Given instruction>
Of the lines in the entries, how many hold the word "stata"? Give that number alone.

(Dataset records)
------------------------------------------------------------
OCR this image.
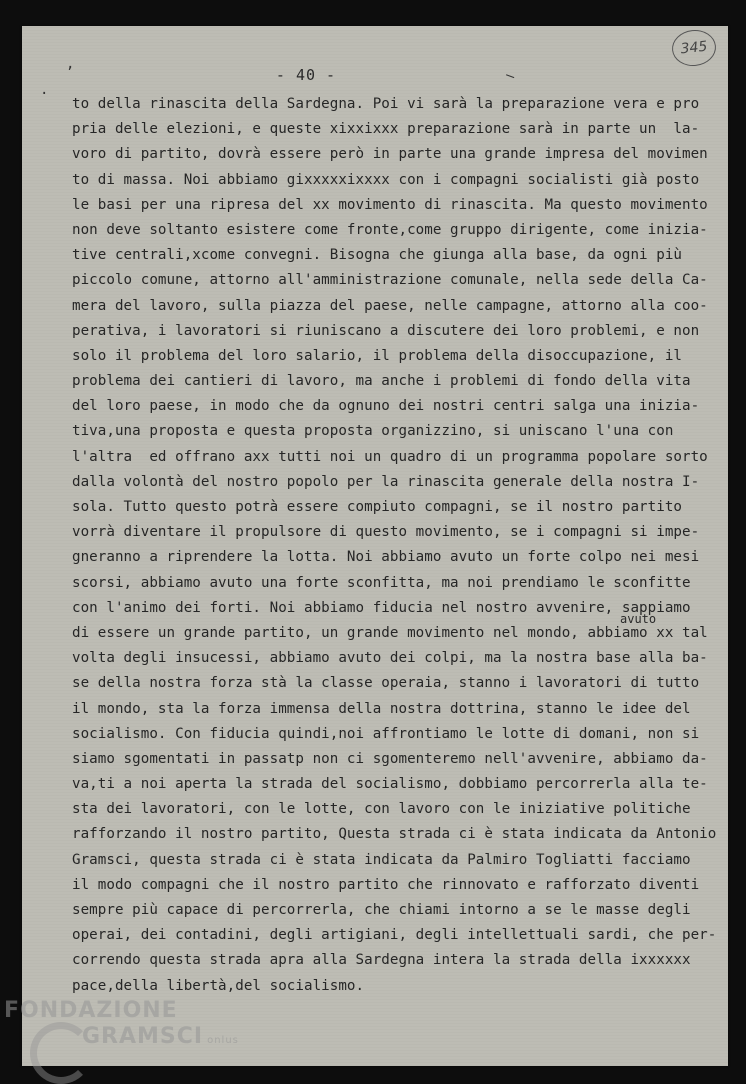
345
,
·
—
- 40 -
to della rinascita della Sardegna. Poi vi sarà la preparazione vera e pro
pria delle elezioni, e queste xixxixxx preparazione sarà in parte un  la-
voro di partito, dovrà essere però in parte una grande impresa del movimen
to di massa. Noi abbiamo gixxxxxixxxx con i compagni socialisti già posto
le basi per una ripresa del xx movimento di rinascita. Ma questo movimento
non deve soltanto esistere come fronte,come gruppo dirigente, come inizia-
tive centrali,xcome convegni. Bisogna che giunga alla base, da ogni più
piccolo comune, attorno all'amministrazione comunale, nella sede della Ca-
mera del lavoro, sulla piazza del paese, nelle campagne, attorno alla coo-
perativa, i lavoratori si riuniscano a discutere dei loro problemi, e non
solo il problema del loro salario, il problema della disoccupazione, il
problema dei cantieri di lavoro, ma anche i problemi di fondo della vita
del loro paese, in modo che da ognuno dei nostri centri salga una inizia-
tiva,una proposta e questa proposta organizzino, si uniscano l'una con
l'altra  ed offrano axx tutti noi un quadro di un programma popolare sorto
dalla volontà del nostro popolo per la rinascita generale della nostra I-
sola. Tutto questo potrà essere compiuto compagni, se il nostro partito
vorrà diventare il propulsore di questo movimento, se i compagni si impe-
gneranno a riprendere la lotta. Noi abbiamo avuto un forte colpo nei mesi
scorsi, abbiamo avuto una forte sconfitta, ma noi prendiamo le sconfitte
con l'animo dei forti. Noi abbiamo fiducia nel nostro avvenire, sappiamo
di essere un grande partito, un grande movimento nel mondo, abbiamo xx tal
volta degli insucessi, abbiamo avuto dei colpi, ma la nostra base alla ba-
se della nostra forza stà la classe operaia, stanno i lavoratori di tutto
il mondo, sta la forza immensa della nostra dottrina, stanno le idee del
socialismo. Con fiducia quindi,noi affrontiamo le lotte di domani, non si
siamo sgomentati in passatp non ci sgomenteremo nell'avvenire, abbiamo da-
va,ti a noi aperta la strada del socialismo, dobbiamo percorrerla alla te-
sta dei lavoratori, con le lotte, con lavoro con le iniziative politiche
rafforzando il nostro partito, Questa strada ci è stata indicata da Antonio
Gramsci, questa strada ci è stata indicata da Palmiro Togliatti facciamo
il modo compagni che il nostro partito che rinnovato e rafforzato diventi
sempre più capace di percorrerla, che chiami intorno a se le masse degli
operai, dei contadini, degli artigiani, degli intellettuali sardi, che per-
correndo questa strada apra alla Sardegna intera la strada della ixxxxxx
pace,della libertà,del socialismo.
avuto
FONDAZIONE
GRAMSCI onlus
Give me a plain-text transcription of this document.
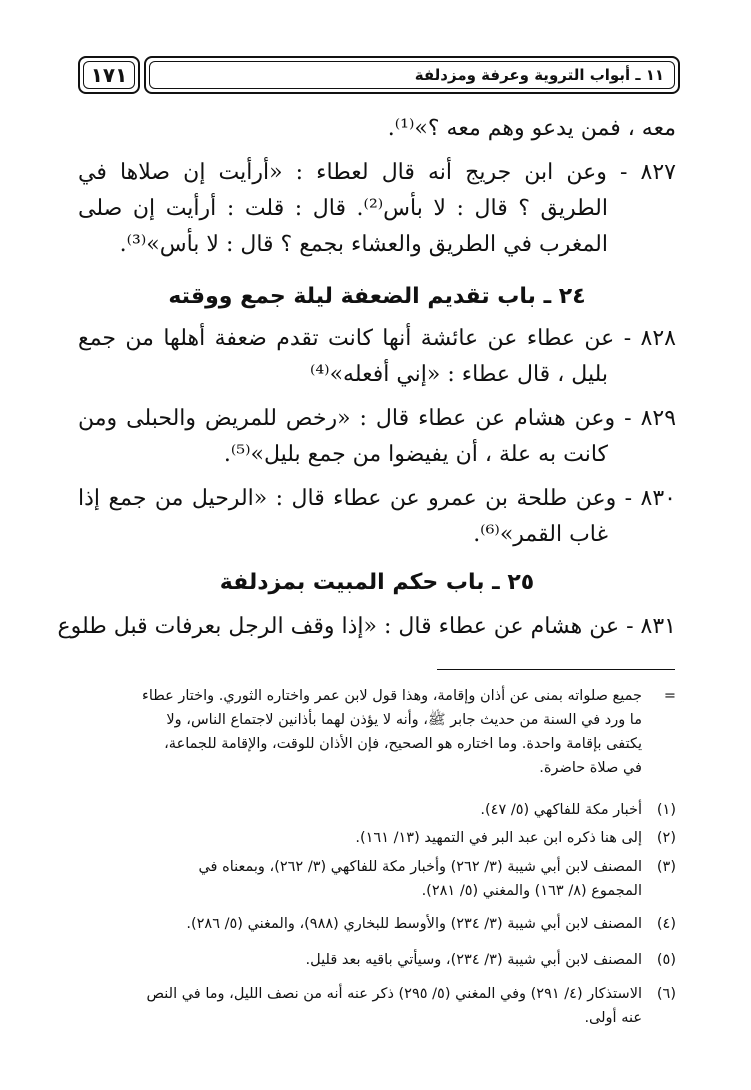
١٧١	١١ ـ أبواب التروية وعرفة ومزدلفة
معه ، فمن يدعو وهم معه ؟»⁽¹⁾.
٨٢٧ - وعن ابن جريج أنه قال لعطاء : «أرأيت إن صلاها في
الطريق ؟ قال : لا بأس⁽²⁾. قال : قلت : أرأيت إن صلى
المغرب في الطريق والعشاء بجمع ؟ قال : لا بأس»⁽³⁾.
٢٤ ـ باب تقديم الضعفة ليلة جمع ووقته
٨٢٨ - عن عطاء عن عائشة أنها كانت تقدم ضعفة أهلها من جمع
بليل ، قال عطاء : «إني أفعله»⁽⁴⁾
٨٢٩ - وعن هشام عن عطاء قال : «رخص للمريض والحبلى ومن
كانت به علة ، أن يفيضوا من جمع بليل»⁽⁵⁾.
٨٣٠ - وعن طلحة بن عمرو عن عطاء قال : «الرحيل من جمع إذا
غاب القمر»⁽⁶⁾.
٢٥ ـ باب حكم المبيت بمزدلفة
٨٣١ - عن هشام عن عطاء قال : «إذا وقف الرجل بعرفات قبل طلوع
=
جميع صلواته بمنى عن أذان وإقامة، وهذا قول لابن عمر واختاره الثوري. واختار عطاء
ما ورد في السنة من حديث جابر ﷺ، وأنه لا يؤذن لهما بأذانين لاجتماع الناس، ولا
يكتفى بإقامة واحدة. وما اختاره هو الصحيح، فإن الأذان للوقت، والإقامة للجماعة،
في صلاة حاضرة.
(١)
أخبار مكة للفاكهي (٥/ ٤٧).
(٢)
إلى هنا ذكره ابن عبد البر في التمهيد (١٣/ ١٦١).
(٣)
المصنف لابن أبي شيبة (٣/ ٢٦٢) وأخبار مكة للفاكهي (٣/ ٢٦٢)، وبمعناه في
المجموع (٨/ ١٦٣) والمغني (٥/ ٢٨١).
(٤)
المصنف لابن أبي شيبة (٣/ ٢٣٤) والأوسط للبخاري (٩٨٨)، والمغني (٥/ ٢٨٦).
(٥)
المصنف لابن أبي شيبة (٣/ ٢٣٤)، وسيأتي باقيه بعد قليل.
(٦)
الاستذكار (٤/ ٢٩١) وفي المغني (٥/ ٢٩٥) ذكر عنه أنه من نصف الليل، وما في النص
عنه أولى.
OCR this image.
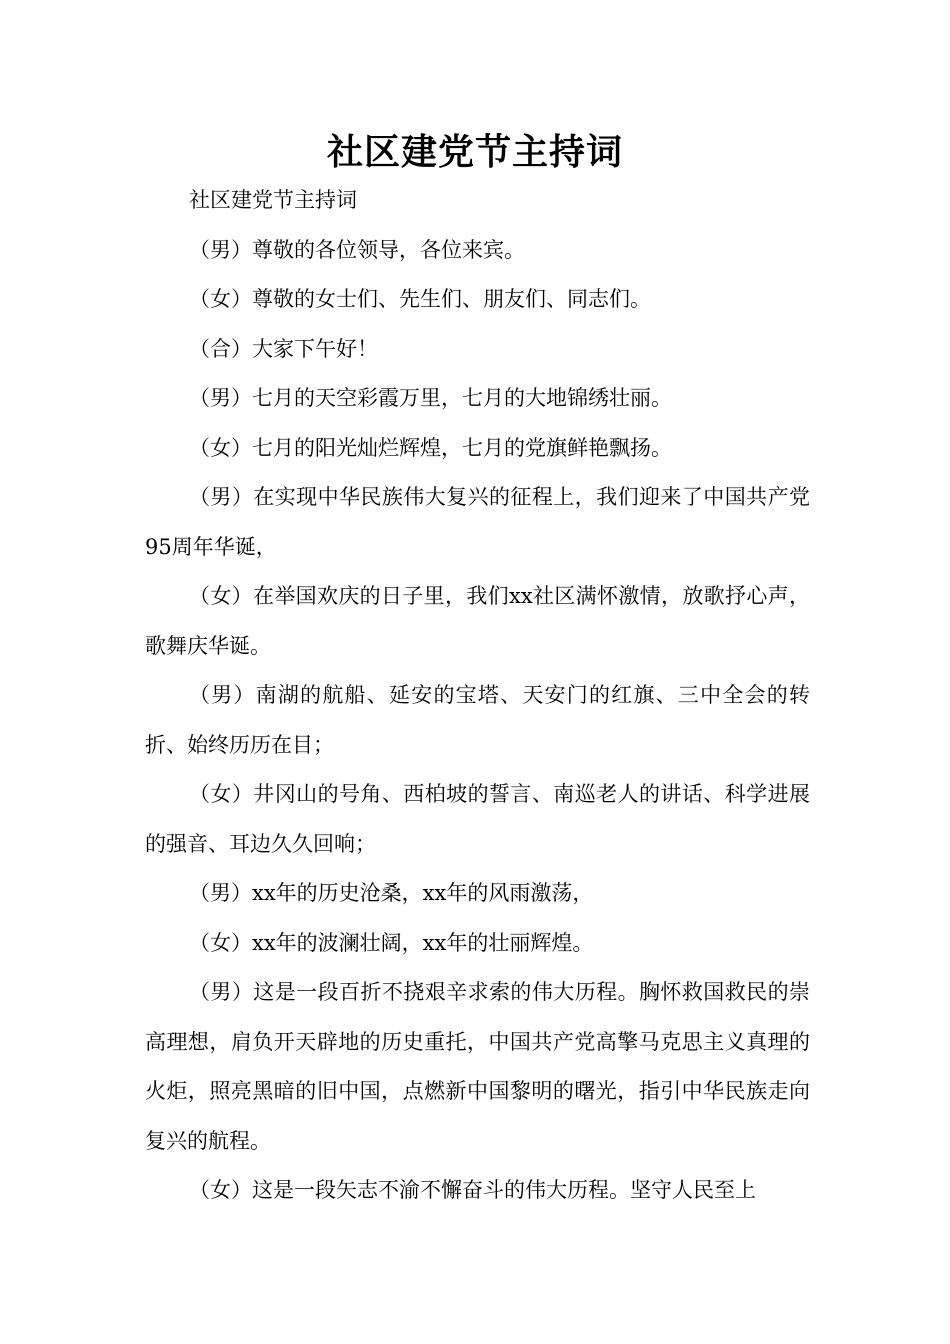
社区建党节主持词

社区建党节主持词

（男）尊敬的各位领导，各位来宾。

（女）尊敬的女士们、先生们、朋友们、同志们。

（合）大家下午好！

（男）七月的天空彩霞万里，七月的大地锦绣壮丽。

（女）七月的阳光灿烂辉煌，七月的党旗鲜艳飘扬。

（男）在实现中华民族伟大复兴的征程上，我们迎来了中国共产党95周年华诞，

（女）在举国欢庆的日子里，我们xx社区满怀激情，放歌抒心声，歌舞庆华诞。

（男）南湖的航船、延安的宝塔、天安门的红旗、三中全会的转折、始终历历在目；

（女）井冈山的号角、西柏坡的誓言、南巡老人的讲话、科学进展的强音、耳边久久回响；

（男）xx年的历史沧桑，xx年的风雨激荡，

（女）xx年的波澜壮阔，xx年的壮丽辉煌。

（男）这是一段百折不挠艰辛求索的伟大历程。胸怀救国救民的崇高理想，肩负开天辟地的历史重托，中国共产党高擎马克思主义真理的火炬，照亮黑暗的旧中国，点燃新中国黎明的曙光，指引中华民族走向复兴的航程。

（女）这是一段矢志不渝不懈奋斗的伟大历程。坚守人民至上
------------------------------------------------------------
The reply>
2